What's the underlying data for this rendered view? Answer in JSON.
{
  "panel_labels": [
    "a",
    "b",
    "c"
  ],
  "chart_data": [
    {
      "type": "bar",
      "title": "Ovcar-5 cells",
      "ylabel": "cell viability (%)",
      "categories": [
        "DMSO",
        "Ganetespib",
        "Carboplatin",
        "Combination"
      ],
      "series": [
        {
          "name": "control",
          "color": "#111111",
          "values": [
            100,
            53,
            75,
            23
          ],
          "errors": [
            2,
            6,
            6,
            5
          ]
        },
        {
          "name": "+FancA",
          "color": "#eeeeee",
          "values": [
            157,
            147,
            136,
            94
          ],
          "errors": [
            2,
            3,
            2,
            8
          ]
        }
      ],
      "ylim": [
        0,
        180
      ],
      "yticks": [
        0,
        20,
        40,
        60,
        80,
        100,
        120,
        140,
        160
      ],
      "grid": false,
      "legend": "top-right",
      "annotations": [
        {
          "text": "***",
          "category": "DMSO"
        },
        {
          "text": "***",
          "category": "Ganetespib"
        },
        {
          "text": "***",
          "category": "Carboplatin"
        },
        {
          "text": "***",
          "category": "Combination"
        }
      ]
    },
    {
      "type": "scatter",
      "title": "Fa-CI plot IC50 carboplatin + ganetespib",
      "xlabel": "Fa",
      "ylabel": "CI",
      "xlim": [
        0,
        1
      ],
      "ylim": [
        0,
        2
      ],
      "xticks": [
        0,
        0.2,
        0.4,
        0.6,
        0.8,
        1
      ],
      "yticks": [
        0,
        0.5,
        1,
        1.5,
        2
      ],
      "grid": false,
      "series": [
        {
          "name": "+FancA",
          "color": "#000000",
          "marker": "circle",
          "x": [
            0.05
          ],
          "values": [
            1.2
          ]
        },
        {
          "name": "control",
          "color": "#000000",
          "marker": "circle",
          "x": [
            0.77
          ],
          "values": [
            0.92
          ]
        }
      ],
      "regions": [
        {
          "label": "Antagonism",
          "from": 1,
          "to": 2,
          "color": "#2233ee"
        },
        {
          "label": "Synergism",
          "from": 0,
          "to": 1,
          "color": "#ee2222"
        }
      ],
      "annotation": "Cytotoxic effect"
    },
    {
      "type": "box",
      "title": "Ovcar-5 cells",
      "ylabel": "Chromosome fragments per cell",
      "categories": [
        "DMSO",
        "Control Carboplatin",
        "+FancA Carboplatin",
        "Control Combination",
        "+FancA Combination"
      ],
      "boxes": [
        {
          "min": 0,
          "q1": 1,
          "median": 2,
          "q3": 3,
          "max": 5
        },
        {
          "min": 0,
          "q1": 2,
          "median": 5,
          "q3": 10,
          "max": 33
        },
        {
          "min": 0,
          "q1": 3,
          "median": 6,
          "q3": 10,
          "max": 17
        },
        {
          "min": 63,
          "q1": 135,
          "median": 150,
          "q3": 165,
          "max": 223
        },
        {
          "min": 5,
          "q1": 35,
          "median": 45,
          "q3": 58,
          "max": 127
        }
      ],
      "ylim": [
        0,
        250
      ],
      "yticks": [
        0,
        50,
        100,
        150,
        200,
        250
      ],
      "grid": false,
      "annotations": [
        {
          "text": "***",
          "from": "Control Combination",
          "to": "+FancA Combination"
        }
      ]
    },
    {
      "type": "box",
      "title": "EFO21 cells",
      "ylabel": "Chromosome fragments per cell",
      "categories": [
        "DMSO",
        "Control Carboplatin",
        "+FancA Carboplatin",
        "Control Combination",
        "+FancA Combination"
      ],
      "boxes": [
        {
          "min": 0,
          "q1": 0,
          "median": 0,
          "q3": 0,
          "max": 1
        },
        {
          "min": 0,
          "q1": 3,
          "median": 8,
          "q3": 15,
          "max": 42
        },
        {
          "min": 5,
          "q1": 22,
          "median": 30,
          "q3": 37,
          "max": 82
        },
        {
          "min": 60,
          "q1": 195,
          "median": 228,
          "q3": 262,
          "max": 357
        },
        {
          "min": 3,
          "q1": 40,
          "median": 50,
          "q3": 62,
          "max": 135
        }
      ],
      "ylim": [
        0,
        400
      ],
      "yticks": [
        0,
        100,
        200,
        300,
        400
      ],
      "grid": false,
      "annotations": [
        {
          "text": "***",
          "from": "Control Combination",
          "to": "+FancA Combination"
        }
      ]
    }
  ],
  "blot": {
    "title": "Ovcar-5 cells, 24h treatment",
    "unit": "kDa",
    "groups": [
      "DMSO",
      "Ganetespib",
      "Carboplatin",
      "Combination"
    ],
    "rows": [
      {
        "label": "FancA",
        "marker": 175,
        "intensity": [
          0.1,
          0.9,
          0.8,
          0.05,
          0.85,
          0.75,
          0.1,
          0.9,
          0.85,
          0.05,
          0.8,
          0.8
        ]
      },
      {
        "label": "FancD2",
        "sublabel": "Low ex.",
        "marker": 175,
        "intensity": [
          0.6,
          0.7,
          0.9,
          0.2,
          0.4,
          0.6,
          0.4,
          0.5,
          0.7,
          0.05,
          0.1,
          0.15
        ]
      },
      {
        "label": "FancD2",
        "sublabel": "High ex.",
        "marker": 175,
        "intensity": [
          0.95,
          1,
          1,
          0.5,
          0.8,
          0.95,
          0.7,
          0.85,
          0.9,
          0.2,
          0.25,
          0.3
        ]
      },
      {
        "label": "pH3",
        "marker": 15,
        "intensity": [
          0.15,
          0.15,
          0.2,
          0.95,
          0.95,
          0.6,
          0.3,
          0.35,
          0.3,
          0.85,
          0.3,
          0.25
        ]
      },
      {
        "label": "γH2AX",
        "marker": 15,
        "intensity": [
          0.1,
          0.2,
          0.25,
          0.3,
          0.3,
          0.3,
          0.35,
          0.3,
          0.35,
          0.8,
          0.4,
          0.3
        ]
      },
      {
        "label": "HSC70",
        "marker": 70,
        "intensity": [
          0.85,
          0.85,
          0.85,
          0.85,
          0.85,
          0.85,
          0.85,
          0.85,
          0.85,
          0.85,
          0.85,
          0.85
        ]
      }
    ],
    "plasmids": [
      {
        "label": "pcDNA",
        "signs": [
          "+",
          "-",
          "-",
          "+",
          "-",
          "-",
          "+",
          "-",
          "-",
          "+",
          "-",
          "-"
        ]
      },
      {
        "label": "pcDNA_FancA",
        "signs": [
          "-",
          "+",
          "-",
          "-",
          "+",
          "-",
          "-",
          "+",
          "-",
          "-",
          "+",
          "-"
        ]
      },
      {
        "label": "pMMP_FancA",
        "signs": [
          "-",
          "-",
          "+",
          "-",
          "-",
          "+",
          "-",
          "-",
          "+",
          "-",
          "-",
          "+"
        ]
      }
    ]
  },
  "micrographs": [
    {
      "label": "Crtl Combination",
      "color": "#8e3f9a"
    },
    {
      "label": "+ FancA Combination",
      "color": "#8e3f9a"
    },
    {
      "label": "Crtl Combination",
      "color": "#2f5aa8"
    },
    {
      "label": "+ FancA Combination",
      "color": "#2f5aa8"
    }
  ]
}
——————————
> _Task requirements_: Set down the records above once more, exactly as given.

> _Result for this exercise_:
What's the underlying data for this rendered view? Answer in JSON.
{
  "panel_labels": [
    "a",
    "b",
    "c"
  ],
  "chart_data": [
    {
      "type": "bar",
      "title": "Ovcar-5 cells",
      "ylabel": "cell viability (%)",
      "categories": [
        "DMSO",
        "Ganetespib",
        "Carboplatin",
        "Combination"
      ],
      "series": [
        {
          "name": "control",
          "color": "#111111",
          "values": [
            100,
            53,
            75,
            23
          ],
          "errors": [
            2,
            6,
            6,
            5
          ]
        },
        {
          "name": "+FancA",
          "color": "#eeeeee",
          "values": [
            157,
            147,
            136,
            94
          ],
          "errors": [
            2,
            3,
            2,
            8
          ]
        }
      ],
      "ylim": [
        0,
        180
      ],
      "yticks": [
        0,
        20,
        40,
        60,
        80,
        100,
        120,
        140,
        160
      ],
      "grid": false,
      "legend": "top-right",
      "annotations": [
        {
          "text": "***",
          "category": "DMSO"
        },
        {
          "text": "***",
          "category": "Ganetespib"
        },
        {
          "text": "***",
          "category": "Carboplatin"
        },
        {
          "text": "***",
          "category": "Combination"
        }
      ]
    },
    {
      "type": "scatter",
      "title": "Fa-CI plot IC50 carboplatin + ganetespib",
      "xlabel": "Fa",
      "ylabel": "CI",
      "xlim": [
        0,
        1
      ],
      "ylim": [
        0,
        2
      ],
      "xticks": [
        0,
        0.2,
        0.4,
        0.6,
        0.8,
        1
      ],
      "yticks": [
        0,
        0.5,
        1,
        1.5,
        2
      ],
      "grid": false,
      "series": [
        {
          "name": "+FancA",
          "color": "#000000",
          "marker": "circle",
          "x": [
            0.05
          ],
          "values": [
            1.2
          ]
        },
        {
          "name": "control",
          "color": "#000000",
          "marker": "circle",
          "x": [
            0.77
          ],
          "values": [
            0.92
          ]
        }
      ],
      "regions": [
        {
          "label": "Antagonism",
          "from": 1,
          "to": 2,
          "color": "#2233ee"
        },
        {
          "label": "Synergism",
          "from": 0,
          "to": 1,
          "color": "#ee2222"
        }
      ],
      "annotation": "Cytotoxic effect"
    },
    {
      "type": "box",
      "title": "Ovcar-5 cells",
      "ylabel": "Chromosome fragments per cell",
      "categories": [
        "DMSO",
        "Control Carboplatin",
        "+FancA Carboplatin",
        "Control Combination",
        "+FancA Combination"
      ],
      "boxes": [
        {
          "min": 0,
          "q1": 1,
          "median": 2,
          "q3": 3,
          "max": 5
        },
        {
          "min": 0,
          "q1": 2,
          "median": 5,
          "q3": 10,
          "max": 33
        },
        {
          "min": 0,
          "q1": 3,
          "median": 6,
          "q3": 10,
          "max": 17
        },
        {
          "min": 63,
          "q1": 135,
          "median": 150,
          "q3": 165,
          "max": 223
        },
        {
          "min": 5,
          "q1": 35,
          "median": 45,
          "q3": 58,
          "max": 127
        }
      ],
      "ylim": [
        0,
        250
      ],
      "yticks": [
        0,
        50,
        100,
        150,
        200,
        250
      ],
      "grid": false,
      "annotations": [
        {
          "text": "***",
          "from": "Control Combination",
          "to": "+FancA Combination"
        }
      ]
    },
    {
      "type": "box",
      "title": "EFO21 cells",
      "ylabel": "Chromosome fragments per cell",
      "categories": [
        "DMSO",
        "Control Carboplatin",
        "+FancA Carboplatin",
        "Control Combination",
        "+FancA Combination"
      ],
      "boxes": [
        {
          "min": 0,
          "q1": 0,
          "median": 0,
          "q3": 0,
          "max": 1
        },
        {
          "min": 0,
          "q1": 3,
          "median": 8,
          "q3": 15,
          "max": 42
        },
        {
          "min": 5,
          "q1": 22,
          "median": 30,
          "q3": 37,
          "max": 82
        },
        {
          "min": 60,
          "q1": 195,
          "median": 228,
          "q3": 262,
          "max": 357
        },
        {
          "min": 3,
          "q1": 40,
          "median": 50,
          "q3": 62,
          "max": 135
        }
      ],
      "ylim": [
        0,
        400
      ],
      "yticks": [
        0,
        100,
        200,
        300,
        400
      ],
      "grid": false,
      "annotations": [
        {
          "text": "***",
          "from": "Control Combination",
          "to": "+FancA Combination"
        }
      ]
    }
  ],
  "blot": {
    "title": "Ovcar-5 cells, 24h treatment",
    "unit": "kDa",
    "groups": [
      "DMSO",
      "Ganetespib",
      "Carboplatin",
      "Combination"
    ],
    "rows": [
      {
        "label": "FancA",
        "marker": 175,
        "intensity": [
          0.1,
          0.9,
          0.8,
          0.05,
          0.85,
          0.75,
          0.1,
          0.9,
          0.85,
          0.05,
          0.8,
          0.8
        ]
      },
      {
        "label": "FancD2",
        "sublabel": "Low ex.",
        "marker": 175,
        "intensity": [
          0.6,
          0.7,
          0.9,
          0.2,
          0.4,
          0.6,
          0.4,
          0.5,
          0.7,
          0.05,
          0.1,
          0.15
        ]
      },
      {
        "label": "FancD2",
        "sublabel": "High ex.",
        "marker": 175,
        "intensity": [
          0.95,
          1,
          1,
          0.5,
          0.8,
          0.95,
          0.7,
          0.85,
          0.9,
          0.2,
          0.25,
          0.3
        ]
      },
      {
        "label": "pH3",
        "marker": 15,
        "intensity": [
          0.15,
          0.15,
          0.2,
          0.95,
          0.95,
          0.6,
          0.3,
          0.35,
          0.3,
          0.85,
          0.3,
          0.25
        ]
      },
      {
        "label": "γH2AX",
        "marker": 15,
        "intensity": [
          0.1,
          0.2,
          0.25,
          0.3,
          0.3,
          0.3,
          0.35,
          0.3,
          0.35,
          0.8,
          0.4,
          0.3
        ]
      },
      {
        "label": "HSC70",
        "marker": 70,
        "intensity": [
          0.85,
          0.85,
          0.85,
          0.85,
          0.85,
          0.85,
          0.85,
          0.85,
          0.85,
          0.85,
          0.85,
          0.85
        ]
      }
    ],
    "plasmids": [
      {
        "label": "pcDNA",
        "signs": [
          "+",
          "-",
          "-",
          "+",
          "-",
          "-",
          "+",
          "-",
          "-",
          "+",
          "-",
          "-"
        ]
      },
      {
        "label": "pcDNA_FancA",
        "signs": [
          "-",
          "+",
          "-",
          "-",
          "+",
          "-",
          "-",
          "+",
          "-",
          "-",
          "+",
          "-"
        ]
      },
      {
        "label": "pMMP_FancA",
        "signs": [
          "-",
          "-",
          "+",
          "-",
          "-",
          "+",
          "-",
          "-",
          "+",
          "-",
          "-",
          "+"
        ]
      }
    ]
  },
  "micrographs": [
    {
      "label": "Crtl Combination",
      "color": "#8e3f9a"
    },
    {
      "label": "+ FancA Combination",
      "color": "#8e3f9a"
    },
    {
      "label": "Crtl Combination",
      "color": "#2f5aa8"
    },
    {
      "label": "+ FancA Combination",
      "color": "#2f5aa8"
    }
  ]
}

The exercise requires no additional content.